### THE TASK
Where the data below has the string "name", return the whole line.

===== DATASET ROWS

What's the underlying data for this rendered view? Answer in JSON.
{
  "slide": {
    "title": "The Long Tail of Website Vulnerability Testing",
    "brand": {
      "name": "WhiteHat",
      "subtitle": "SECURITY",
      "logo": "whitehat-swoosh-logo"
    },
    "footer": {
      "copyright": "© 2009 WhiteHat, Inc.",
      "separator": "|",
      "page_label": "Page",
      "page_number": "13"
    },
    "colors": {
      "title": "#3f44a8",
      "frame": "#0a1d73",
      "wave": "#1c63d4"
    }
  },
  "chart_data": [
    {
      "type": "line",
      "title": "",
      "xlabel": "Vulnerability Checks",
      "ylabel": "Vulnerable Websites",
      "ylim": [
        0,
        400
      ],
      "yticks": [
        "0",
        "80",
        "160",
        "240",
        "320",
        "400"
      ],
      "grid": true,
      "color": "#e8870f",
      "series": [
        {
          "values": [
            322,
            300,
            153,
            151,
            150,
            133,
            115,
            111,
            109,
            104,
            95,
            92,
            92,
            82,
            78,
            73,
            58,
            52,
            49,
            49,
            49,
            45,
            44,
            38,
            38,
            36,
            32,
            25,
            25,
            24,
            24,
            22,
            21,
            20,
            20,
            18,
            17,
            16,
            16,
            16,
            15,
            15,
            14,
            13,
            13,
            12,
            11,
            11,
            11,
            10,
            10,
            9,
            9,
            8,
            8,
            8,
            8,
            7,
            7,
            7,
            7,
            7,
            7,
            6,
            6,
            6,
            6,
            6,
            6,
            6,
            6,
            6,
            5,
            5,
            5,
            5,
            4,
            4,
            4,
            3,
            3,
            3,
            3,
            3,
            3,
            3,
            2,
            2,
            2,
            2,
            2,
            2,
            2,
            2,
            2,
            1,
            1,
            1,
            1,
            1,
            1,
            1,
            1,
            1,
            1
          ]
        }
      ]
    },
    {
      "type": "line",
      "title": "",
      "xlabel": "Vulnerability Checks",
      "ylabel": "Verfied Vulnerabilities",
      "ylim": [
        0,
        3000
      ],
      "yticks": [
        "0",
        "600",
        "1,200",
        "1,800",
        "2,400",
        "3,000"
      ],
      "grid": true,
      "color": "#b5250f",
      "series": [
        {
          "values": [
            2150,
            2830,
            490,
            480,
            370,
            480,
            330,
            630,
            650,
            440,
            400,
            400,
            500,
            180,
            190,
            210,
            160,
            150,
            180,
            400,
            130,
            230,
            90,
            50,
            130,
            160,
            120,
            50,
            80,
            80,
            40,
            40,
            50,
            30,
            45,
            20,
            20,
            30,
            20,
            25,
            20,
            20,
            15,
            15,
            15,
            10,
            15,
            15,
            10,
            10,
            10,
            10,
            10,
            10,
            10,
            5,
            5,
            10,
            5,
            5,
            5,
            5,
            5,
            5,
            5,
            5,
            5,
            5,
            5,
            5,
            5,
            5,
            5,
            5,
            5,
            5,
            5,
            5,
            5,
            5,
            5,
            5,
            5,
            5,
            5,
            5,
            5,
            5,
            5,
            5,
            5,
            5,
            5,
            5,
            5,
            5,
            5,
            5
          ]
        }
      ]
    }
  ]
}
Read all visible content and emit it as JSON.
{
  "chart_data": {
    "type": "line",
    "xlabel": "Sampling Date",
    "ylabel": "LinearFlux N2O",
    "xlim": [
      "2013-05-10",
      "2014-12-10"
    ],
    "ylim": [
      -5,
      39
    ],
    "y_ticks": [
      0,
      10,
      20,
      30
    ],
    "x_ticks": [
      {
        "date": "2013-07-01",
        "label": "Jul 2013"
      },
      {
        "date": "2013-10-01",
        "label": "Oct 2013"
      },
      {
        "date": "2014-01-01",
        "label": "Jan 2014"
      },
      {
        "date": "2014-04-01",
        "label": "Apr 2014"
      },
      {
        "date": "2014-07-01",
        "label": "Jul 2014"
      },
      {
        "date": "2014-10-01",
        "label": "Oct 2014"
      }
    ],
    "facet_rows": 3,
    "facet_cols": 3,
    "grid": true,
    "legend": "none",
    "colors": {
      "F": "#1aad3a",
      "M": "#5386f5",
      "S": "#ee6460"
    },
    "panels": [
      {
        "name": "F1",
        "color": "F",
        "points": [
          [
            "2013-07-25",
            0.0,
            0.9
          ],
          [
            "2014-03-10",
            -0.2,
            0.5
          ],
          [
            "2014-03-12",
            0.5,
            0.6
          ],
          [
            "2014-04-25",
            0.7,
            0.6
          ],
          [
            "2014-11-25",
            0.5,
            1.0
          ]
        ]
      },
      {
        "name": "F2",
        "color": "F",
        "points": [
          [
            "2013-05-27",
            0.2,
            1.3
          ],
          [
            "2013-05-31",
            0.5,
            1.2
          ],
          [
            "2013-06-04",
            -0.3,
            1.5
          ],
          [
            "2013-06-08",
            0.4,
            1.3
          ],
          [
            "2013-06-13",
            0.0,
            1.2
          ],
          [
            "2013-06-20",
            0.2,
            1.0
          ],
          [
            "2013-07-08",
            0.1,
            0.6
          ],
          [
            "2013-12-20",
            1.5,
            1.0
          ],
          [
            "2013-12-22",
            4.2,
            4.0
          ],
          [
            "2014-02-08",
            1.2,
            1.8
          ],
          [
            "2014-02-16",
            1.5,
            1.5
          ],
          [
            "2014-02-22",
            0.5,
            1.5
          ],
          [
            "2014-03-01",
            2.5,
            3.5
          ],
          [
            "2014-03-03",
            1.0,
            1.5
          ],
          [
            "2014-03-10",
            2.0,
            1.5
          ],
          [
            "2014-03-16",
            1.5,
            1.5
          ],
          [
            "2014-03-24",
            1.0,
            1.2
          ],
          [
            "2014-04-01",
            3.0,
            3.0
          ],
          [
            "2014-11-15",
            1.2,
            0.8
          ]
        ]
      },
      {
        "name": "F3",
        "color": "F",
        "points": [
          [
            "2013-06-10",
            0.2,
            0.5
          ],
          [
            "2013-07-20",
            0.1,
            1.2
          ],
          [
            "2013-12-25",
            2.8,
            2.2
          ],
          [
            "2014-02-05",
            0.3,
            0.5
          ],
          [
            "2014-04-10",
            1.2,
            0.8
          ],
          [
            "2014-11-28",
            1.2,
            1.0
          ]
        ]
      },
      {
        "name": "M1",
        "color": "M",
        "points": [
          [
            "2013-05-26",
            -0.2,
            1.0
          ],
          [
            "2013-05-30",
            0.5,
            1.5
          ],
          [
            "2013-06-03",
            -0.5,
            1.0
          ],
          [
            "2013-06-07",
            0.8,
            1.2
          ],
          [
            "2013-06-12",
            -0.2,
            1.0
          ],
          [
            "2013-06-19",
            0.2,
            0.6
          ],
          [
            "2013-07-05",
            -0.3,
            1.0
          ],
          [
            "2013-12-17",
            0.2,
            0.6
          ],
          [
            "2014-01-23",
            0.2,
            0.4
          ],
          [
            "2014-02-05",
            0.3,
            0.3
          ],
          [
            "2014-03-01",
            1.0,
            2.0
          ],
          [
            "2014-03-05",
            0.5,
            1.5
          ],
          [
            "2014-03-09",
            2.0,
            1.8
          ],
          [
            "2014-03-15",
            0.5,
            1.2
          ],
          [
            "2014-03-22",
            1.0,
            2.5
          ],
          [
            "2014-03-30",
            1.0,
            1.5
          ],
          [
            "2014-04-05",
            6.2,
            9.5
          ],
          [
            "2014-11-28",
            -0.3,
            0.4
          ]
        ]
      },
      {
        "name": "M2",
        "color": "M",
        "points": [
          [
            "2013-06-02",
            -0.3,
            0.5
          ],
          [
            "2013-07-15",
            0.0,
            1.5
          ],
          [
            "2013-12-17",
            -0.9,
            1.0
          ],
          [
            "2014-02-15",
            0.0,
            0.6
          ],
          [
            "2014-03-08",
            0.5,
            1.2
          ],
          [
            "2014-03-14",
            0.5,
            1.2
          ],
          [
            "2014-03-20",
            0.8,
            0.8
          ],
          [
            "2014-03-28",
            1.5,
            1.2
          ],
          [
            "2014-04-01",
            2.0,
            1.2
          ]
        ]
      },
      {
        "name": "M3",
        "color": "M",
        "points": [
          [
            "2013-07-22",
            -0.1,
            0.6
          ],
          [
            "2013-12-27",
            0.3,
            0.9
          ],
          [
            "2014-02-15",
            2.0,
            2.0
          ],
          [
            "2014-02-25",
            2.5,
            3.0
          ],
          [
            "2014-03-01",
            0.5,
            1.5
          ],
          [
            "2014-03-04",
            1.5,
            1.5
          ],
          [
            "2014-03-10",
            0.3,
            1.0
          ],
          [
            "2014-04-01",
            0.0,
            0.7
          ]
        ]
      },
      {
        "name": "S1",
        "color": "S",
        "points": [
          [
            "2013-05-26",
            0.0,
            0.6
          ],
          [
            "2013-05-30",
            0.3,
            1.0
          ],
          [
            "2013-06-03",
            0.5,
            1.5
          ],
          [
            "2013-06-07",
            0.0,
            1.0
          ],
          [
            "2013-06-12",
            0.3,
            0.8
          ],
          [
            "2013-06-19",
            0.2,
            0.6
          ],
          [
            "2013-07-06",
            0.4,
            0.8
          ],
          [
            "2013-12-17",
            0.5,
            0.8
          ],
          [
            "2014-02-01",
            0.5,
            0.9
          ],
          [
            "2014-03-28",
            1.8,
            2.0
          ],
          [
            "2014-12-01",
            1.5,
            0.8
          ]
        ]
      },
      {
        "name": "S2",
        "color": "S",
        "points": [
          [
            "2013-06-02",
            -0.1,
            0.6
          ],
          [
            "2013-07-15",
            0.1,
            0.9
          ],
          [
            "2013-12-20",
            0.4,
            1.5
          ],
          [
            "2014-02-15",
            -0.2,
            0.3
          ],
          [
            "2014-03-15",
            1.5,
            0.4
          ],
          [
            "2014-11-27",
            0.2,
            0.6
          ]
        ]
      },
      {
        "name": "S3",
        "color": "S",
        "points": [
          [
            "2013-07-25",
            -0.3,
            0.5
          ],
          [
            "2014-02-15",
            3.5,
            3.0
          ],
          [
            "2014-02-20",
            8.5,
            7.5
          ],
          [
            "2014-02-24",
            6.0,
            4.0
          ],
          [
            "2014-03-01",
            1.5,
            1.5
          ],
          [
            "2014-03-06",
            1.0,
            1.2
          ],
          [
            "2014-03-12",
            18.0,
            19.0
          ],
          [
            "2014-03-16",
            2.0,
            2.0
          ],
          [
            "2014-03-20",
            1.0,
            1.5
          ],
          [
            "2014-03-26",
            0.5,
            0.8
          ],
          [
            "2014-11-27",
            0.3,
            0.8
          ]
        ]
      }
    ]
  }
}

==========

### ANSWER TO THIS TASK
      "name": "WhiteHat",
        "name": "F1",
        "name": "F2",
        "name": "F3",
        "name": "M1",
        "name": "M2",
        "name": "M3",
        "name": "S1",
        "name": "S2",
        "name": "S3",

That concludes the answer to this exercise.